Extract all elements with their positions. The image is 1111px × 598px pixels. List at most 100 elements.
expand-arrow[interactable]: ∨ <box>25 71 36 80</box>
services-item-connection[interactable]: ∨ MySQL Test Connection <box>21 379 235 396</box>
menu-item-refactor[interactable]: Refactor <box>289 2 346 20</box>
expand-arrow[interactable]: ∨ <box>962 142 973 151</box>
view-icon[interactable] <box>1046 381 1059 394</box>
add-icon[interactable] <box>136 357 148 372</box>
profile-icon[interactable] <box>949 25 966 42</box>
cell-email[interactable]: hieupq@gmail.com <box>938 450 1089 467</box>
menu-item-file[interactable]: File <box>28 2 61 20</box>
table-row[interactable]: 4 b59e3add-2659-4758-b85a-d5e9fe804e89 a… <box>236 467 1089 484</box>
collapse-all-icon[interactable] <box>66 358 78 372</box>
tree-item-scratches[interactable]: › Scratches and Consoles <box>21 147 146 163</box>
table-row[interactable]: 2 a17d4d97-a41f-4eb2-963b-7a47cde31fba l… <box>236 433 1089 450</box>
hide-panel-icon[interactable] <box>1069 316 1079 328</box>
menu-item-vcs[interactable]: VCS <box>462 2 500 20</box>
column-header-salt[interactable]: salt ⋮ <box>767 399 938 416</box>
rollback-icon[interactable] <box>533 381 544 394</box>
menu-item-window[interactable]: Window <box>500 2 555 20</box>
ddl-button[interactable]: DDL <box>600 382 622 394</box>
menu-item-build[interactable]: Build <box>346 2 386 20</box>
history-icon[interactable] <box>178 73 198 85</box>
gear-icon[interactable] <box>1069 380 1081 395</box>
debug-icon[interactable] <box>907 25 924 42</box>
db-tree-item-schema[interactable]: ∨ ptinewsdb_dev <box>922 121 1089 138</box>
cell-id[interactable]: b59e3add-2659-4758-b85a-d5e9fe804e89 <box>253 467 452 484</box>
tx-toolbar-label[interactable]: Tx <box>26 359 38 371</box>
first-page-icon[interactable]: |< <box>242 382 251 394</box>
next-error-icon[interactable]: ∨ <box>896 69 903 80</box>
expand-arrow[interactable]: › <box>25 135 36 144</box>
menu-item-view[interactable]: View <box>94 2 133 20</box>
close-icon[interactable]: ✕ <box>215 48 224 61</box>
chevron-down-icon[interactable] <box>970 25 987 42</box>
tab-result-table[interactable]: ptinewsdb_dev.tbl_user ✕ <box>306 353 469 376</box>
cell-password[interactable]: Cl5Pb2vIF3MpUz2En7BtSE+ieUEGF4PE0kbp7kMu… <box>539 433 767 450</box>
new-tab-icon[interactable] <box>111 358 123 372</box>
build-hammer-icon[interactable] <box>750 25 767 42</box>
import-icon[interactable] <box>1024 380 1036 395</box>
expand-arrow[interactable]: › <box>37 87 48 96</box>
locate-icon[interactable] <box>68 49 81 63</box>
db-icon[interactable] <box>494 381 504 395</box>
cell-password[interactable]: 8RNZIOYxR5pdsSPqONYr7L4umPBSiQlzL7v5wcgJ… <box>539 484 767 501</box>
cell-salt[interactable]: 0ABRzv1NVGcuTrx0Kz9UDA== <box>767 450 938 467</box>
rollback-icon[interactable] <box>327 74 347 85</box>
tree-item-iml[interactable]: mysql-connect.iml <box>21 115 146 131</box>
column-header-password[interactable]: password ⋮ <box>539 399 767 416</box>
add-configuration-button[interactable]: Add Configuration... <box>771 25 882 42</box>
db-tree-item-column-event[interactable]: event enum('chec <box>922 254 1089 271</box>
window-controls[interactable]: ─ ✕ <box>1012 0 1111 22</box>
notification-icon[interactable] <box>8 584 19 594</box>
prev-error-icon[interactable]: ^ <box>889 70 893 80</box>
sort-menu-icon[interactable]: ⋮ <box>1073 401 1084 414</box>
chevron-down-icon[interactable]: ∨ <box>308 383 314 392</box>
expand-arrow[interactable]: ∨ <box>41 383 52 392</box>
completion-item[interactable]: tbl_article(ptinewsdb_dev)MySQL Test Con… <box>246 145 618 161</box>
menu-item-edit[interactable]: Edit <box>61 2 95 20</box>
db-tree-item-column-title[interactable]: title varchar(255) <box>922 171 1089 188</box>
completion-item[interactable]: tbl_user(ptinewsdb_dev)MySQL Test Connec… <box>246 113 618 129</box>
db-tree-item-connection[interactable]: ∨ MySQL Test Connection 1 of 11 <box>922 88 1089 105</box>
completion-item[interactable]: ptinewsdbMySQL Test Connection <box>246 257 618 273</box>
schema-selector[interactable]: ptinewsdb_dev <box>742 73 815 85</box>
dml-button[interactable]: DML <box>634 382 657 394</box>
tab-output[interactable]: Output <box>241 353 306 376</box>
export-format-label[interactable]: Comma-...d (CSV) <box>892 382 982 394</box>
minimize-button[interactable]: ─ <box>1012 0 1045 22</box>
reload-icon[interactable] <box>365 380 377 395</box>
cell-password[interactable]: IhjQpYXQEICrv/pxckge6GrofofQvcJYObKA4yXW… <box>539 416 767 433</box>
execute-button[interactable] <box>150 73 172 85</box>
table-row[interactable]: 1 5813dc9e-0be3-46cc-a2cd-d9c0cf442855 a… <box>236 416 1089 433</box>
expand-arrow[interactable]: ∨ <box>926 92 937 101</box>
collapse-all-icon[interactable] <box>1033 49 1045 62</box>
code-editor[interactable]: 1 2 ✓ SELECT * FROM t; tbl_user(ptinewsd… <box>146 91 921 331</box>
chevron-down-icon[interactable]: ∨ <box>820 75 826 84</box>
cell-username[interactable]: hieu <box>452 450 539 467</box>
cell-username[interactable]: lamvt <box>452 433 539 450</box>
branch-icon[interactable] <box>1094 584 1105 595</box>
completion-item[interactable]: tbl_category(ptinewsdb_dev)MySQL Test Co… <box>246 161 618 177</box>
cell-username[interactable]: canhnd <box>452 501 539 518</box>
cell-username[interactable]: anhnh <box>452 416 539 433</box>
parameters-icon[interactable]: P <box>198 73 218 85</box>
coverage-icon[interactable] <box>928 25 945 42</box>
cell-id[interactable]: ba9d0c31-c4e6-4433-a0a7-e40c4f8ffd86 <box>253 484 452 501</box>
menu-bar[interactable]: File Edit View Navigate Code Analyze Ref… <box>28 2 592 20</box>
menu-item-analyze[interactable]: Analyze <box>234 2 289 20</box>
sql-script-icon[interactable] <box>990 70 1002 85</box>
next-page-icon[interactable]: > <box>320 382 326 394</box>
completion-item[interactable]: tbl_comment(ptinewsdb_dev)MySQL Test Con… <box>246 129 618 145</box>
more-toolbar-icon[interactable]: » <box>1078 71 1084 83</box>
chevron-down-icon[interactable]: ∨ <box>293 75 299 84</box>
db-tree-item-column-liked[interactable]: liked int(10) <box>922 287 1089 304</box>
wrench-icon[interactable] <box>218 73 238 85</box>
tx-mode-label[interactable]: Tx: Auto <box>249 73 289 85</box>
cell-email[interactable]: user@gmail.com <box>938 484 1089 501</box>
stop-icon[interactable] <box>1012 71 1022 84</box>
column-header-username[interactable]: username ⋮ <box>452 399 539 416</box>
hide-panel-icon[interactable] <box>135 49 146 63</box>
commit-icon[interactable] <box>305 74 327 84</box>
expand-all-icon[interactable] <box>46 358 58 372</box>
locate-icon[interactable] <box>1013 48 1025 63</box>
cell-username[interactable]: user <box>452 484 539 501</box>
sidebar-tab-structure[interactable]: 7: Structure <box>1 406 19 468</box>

-------------------------

Set down every item above again, word for word and without changes.

Extract all elements with their positions. The image is 1111px × 598px pixels. List at most 100 elements.
expand-arrow[interactable]: ∨ <box>25 71 36 80</box>
services-item-connection[interactable]: ∨ MySQL Test Connection <box>21 379 235 396</box>
menu-item-refactor[interactable]: Refactor <box>289 2 346 20</box>
expand-arrow[interactable]: ∨ <box>962 142 973 151</box>
view-icon[interactable] <box>1046 381 1059 394</box>
add-icon[interactable] <box>136 357 148 372</box>
profile-icon[interactable] <box>949 25 966 42</box>
cell-email[interactable]: hieupq@gmail.com <box>938 450 1089 467</box>
menu-item-file[interactable]: File <box>28 2 61 20</box>
table-row[interactable]: 4 b59e3add-2659-4758-b85a-d5e9fe804e89 a… <box>236 467 1089 484</box>
collapse-all-icon[interactable] <box>66 358 78 372</box>
tree-item-scratches[interactable]: › Scratches and Consoles <box>21 147 146 163</box>
table-row[interactable]: 2 a17d4d97-a41f-4eb2-963b-7a47cde31fba l… <box>236 433 1089 450</box>
hide-panel-icon[interactable] <box>1069 316 1079 328</box>
menu-item-vcs[interactable]: VCS <box>462 2 500 20</box>
column-header-salt[interactable]: salt ⋮ <box>767 399 938 416</box>
rollback-icon[interactable] <box>533 381 544 394</box>
menu-item-window[interactable]: Window <box>500 2 555 20</box>
ddl-button[interactable]: DDL <box>600 382 622 394</box>
menu-item-build[interactable]: Build <box>346 2 386 20</box>
history-icon[interactable] <box>178 73 198 85</box>
gear-icon[interactable] <box>1069 380 1081 395</box>
debug-icon[interactable] <box>907 25 924 42</box>
db-tree-item-schema[interactable]: ∨ ptinewsdb_dev <box>922 121 1089 138</box>
cell-id[interactable]: b59e3add-2659-4758-b85a-d5e9fe804e89 <box>253 467 452 484</box>
tx-toolbar-label[interactable]: Tx <box>26 359 38 371</box>
first-page-icon[interactable]: |< <box>242 382 251 394</box>
next-error-icon[interactable]: ∨ <box>896 69 903 80</box>
expand-arrow[interactable]: › <box>25 135 36 144</box>
menu-item-view[interactable]: View <box>94 2 133 20</box>
close-icon[interactable]: ✕ <box>215 48 224 61</box>
chevron-down-icon[interactable] <box>970 25 987 42</box>
tab-result-table[interactable]: ptinewsdb_dev.tbl_user ✕ <box>306 353 469 376</box>
cell-password[interactable]: Cl5Pb2vIF3MpUz2En7BtSE+ieUEGF4PE0kbp7kMu… <box>539 433 767 450</box>
new-tab-icon[interactable] <box>111 358 123 372</box>
build-hammer-icon[interactable] <box>750 25 767 42</box>
import-icon[interactable] <box>1024 380 1036 395</box>
expand-arrow[interactable]: › <box>37 87 48 96</box>
locate-icon[interactable] <box>68 49 81 63</box>
db-icon[interactable] <box>494 381 504 395</box>
cell-password[interactable]: 8RNZIOYxR5pdsSPqONYr7L4umPBSiQlzL7v5wcgJ… <box>539 484 767 501</box>
cell-salt[interactable]: 0ABRzv1NVGcuTrx0Kz9UDA== <box>767 450 938 467</box>
rollback-icon[interactable] <box>327 74 347 85</box>
tree-item-iml[interactable]: mysql-connect.iml <box>21 115 146 131</box>
column-header-password[interactable]: password ⋮ <box>539 399 767 416</box>
add-configuration-button[interactable]: Add Configuration... <box>771 25 882 42</box>
db-tree-item-column-event[interactable]: event enum('chec <box>922 254 1089 271</box>
window-controls[interactable]: ─ ✕ <box>1012 0 1111 22</box>
notification-icon[interactable] <box>8 584 19 594</box>
prev-error-icon[interactable]: ^ <box>889 70 893 80</box>
sort-menu-icon[interactable]: ⋮ <box>1073 401 1084 414</box>
chevron-down-icon[interactable]: ∨ <box>308 383 314 392</box>
expand-arrow[interactable]: ∨ <box>41 383 52 392</box>
completion-item[interactable]: tbl_article(ptinewsdb_dev)MySQL Test Con… <box>246 145 618 161</box>
menu-item-edit[interactable]: Edit <box>61 2 95 20</box>
db-tree-item-column-title[interactable]: title varchar(255) <box>922 171 1089 188</box>
completion-item[interactable]: tbl_user(ptinewsdb_dev)MySQL Test Connec… <box>246 113 618 129</box>
db-tree-item-connection[interactable]: ∨ MySQL Test Connection 1 of 11 <box>922 88 1089 105</box>
completion-item[interactable]: ptinewsdbMySQL Test Connection <box>246 257 618 273</box>
schema-selector[interactable]: ptinewsdb_dev <box>742 73 815 85</box>
dml-button[interactable]: DML <box>634 382 657 394</box>
tab-output[interactable]: Output <box>241 353 306 376</box>
export-format-label[interactable]: Comma-...d (CSV) <box>892 382 982 394</box>
minimize-button[interactable]: ─ <box>1012 0 1045 22</box>
reload-icon[interactable] <box>365 380 377 395</box>
cell-password[interactable]: IhjQpYXQEICrv/pxckge6GrofofQvcJYObKA4yXW… <box>539 416 767 433</box>
execute-button[interactable] <box>150 73 172 85</box>
table-row[interactable]: 1 5813dc9e-0be3-46cc-a2cd-d9c0cf442855 a… <box>236 416 1089 433</box>
expand-arrow[interactable]: ∨ <box>926 92 937 101</box>
collapse-all-icon[interactable] <box>1033 49 1045 62</box>
code-editor[interactable]: 1 2 ✓ SELECT * FROM t; tbl_user(ptinewsd… <box>146 91 921 331</box>
chevron-down-icon[interactable]: ∨ <box>820 75 826 84</box>
cell-username[interactable]: hieu <box>452 450 539 467</box>
cell-username[interactable]: lamvt <box>452 433 539 450</box>
branch-icon[interactable] <box>1094 584 1105 595</box>
completion-item[interactable]: tbl_category(ptinewsdb_dev)MySQL Test Co… <box>246 161 618 177</box>
cell-username[interactable]: canhnd <box>452 501 539 518</box>
cell-username[interactable]: anhnh <box>452 416 539 433</box>
parameters-icon[interactable]: P <box>198 73 218 85</box>
coverage-icon[interactable] <box>928 25 945 42</box>
cell-id[interactable]: ba9d0c31-c4e6-4433-a0a7-e40c4f8ffd86 <box>253 484 452 501</box>
menu-bar[interactable]: File Edit View Navigate Code Analyze Ref… <box>28 2 592 20</box>
menu-item-analyze[interactable]: Analyze <box>234 2 289 20</box>
sql-script-icon[interactable] <box>990 70 1002 85</box>
next-page-icon[interactable]: > <box>320 382 326 394</box>
completion-item[interactable]: tbl_comment(ptinewsdb_dev)MySQL Test Con… <box>246 129 618 145</box>
more-toolbar-icon[interactable]: » <box>1078 71 1084 83</box>
chevron-down-icon[interactable]: ∨ <box>293 75 299 84</box>
db-tree-item-column-liked[interactable]: liked int(10) <box>922 287 1089 304</box>
wrench-icon[interactable] <box>218 73 238 85</box>
tx-mode-label[interactable]: Tx: Auto <box>249 73 289 85</box>
cell-email[interactable]: user@gmail.com <box>938 484 1089 501</box>
stop-icon[interactable] <box>1012 71 1022 84</box>
column-header-username[interactable]: username ⋮ <box>452 399 539 416</box>
hide-panel-icon[interactable] <box>135 49 146 63</box>
commit-icon[interactable] <box>305 74 327 84</box>
expand-all-icon[interactable] <box>46 358 58 372</box>
locate-icon[interactable] <box>1013 48 1025 63</box>
cell-username[interactable]: user <box>452 484 539 501</box>
sidebar-tab-structure[interactable]: 7: Structure <box>1 406 19 468</box>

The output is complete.